Task material:

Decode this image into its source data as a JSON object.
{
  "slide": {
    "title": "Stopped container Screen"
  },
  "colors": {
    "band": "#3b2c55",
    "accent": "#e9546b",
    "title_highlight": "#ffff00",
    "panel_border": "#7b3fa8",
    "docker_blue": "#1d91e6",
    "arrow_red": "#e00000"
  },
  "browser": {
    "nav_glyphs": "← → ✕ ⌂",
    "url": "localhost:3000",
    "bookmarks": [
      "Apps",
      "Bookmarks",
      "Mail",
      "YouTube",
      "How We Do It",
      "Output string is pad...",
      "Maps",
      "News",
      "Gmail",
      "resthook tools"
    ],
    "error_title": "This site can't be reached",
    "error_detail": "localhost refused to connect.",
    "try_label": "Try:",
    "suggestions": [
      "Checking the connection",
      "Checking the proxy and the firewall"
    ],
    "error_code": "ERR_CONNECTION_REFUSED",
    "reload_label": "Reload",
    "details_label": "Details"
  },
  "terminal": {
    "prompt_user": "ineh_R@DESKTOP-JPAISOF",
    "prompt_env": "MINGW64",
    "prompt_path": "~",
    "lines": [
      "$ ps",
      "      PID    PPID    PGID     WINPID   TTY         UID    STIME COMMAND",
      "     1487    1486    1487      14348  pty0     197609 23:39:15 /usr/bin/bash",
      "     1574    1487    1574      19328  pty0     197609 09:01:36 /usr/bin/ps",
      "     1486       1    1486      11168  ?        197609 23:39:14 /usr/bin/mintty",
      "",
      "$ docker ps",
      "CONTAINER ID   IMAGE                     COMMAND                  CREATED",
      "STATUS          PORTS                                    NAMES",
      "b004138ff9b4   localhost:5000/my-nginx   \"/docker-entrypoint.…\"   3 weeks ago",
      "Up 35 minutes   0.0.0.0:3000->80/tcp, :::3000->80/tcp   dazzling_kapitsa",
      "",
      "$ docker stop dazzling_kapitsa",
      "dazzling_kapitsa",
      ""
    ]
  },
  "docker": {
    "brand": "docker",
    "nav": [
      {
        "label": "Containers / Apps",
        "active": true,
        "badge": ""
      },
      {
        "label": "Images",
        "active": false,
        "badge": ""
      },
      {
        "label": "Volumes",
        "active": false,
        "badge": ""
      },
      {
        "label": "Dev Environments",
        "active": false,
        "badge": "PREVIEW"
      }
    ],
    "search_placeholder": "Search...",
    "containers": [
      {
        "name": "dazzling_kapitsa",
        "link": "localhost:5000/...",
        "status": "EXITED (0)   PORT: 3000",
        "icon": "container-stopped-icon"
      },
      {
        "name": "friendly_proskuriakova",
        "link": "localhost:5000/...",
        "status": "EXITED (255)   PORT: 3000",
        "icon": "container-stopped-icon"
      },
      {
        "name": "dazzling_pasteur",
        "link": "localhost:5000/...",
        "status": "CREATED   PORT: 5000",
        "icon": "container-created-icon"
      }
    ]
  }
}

Work to be completed:
Extract the listing in its entirety, matching it exactly.

Task result:
Decode this image into its source data as a JSON object.
{
  "slide": {
    "title": "Stopped container Screen"
  },
  "colors": {
    "band": "#3b2c55",
    "accent": "#e9546b",
    "title_highlight": "#ffff00",
    "panel_border": "#7b3fa8",
    "docker_blue": "#1d91e6",
    "arrow_red": "#e00000"
  },
  "browser": {
    "nav_glyphs": "← → ✕ ⌂",
    "url": "localhost:3000",
    "bookmarks": [
      "Apps",
      "Bookmarks",
      "Mail",
      "YouTube",
      "How We Do It",
      "Output string is pad...",
      "Maps",
      "News",
      "Gmail",
      "resthook tools"
    ],
    "error_title": "This site can't be reached",
    "error_detail": "localhost refused to connect.",
    "try_label": "Try:",
    "suggestions": [
      "Checking the connection",
      "Checking the proxy and the firewall"
    ],
    "error_code": "ERR_CONNECTION_REFUSED",
    "reload_label": "Reload",
    "details_label": "Details"
  },
  "terminal": {
    "prompt_user": "ineh_R@DESKTOP-JPAISOF",
    "prompt_env": "MINGW64",
    "prompt_path": "~",
    "lines": [
      "$ ps",
      "      PID    PPID    PGID     WINPID   TTY         UID    STIME COMMAND",
      "     1487    1486    1487      14348  pty0     197609 23:39:15 /usr/bin/bash",
      "     1574    1487    1574      19328  pty0     197609 09:01:36 /usr/bin/ps",
      "     1486       1    1486      11168  ?        197609 23:39:14 /usr/bin/mintty",
      "",
      "$ docker ps",
      "CONTAINER ID   IMAGE                     COMMAND                  CREATED",
      "STATUS          PORTS                                    NAMES",
      "b004138ff9b4   localhost:5000/my-nginx   \"/docker-entrypoint.…\"   3 weeks ago",
      "Up 35 minutes   0.0.0.0:3000->80/tcp, :::3000->80/tcp   dazzling_kapitsa",
      "",
      "$ docker stop dazzling_kapitsa",
      "dazzling_kapitsa",
      ""
    ]
  },
  "docker": {
    "brand": "docker",
    "nav": [
      {
        "label": "Containers / Apps",
        "active": true,
        "badge": ""
      },
      {
        "label": "Images",
        "active": false,
        "badge": ""
      },
      {
        "label": "Volumes",
        "active": false,
        "badge": ""
      },
      {
        "label": "Dev Environments",
        "active": false,
        "badge": "PREVIEW"
      }
    ],
    "search_placeholder": "Search...",
    "containers": [
      {
        "name": "dazzling_kapitsa",
        "link": "localhost:5000/...",
        "status": "EXITED (0)   PORT: 3000",
        "icon": "container-stopped-icon"
      },
      {
        "name": "friendly_proskuriakova",
        "link": "localhost:5000/...",
        "status": "EXITED (255)   PORT: 3000",
        "icon": "container-stopped-icon"
      },
      {
        "name": "dazzling_pasteur",
        "link": "localhost:5000/...",
        "status": "CREATED   PORT: 5000",
        "icon": "container-created-icon"
      }
    ]
  }
}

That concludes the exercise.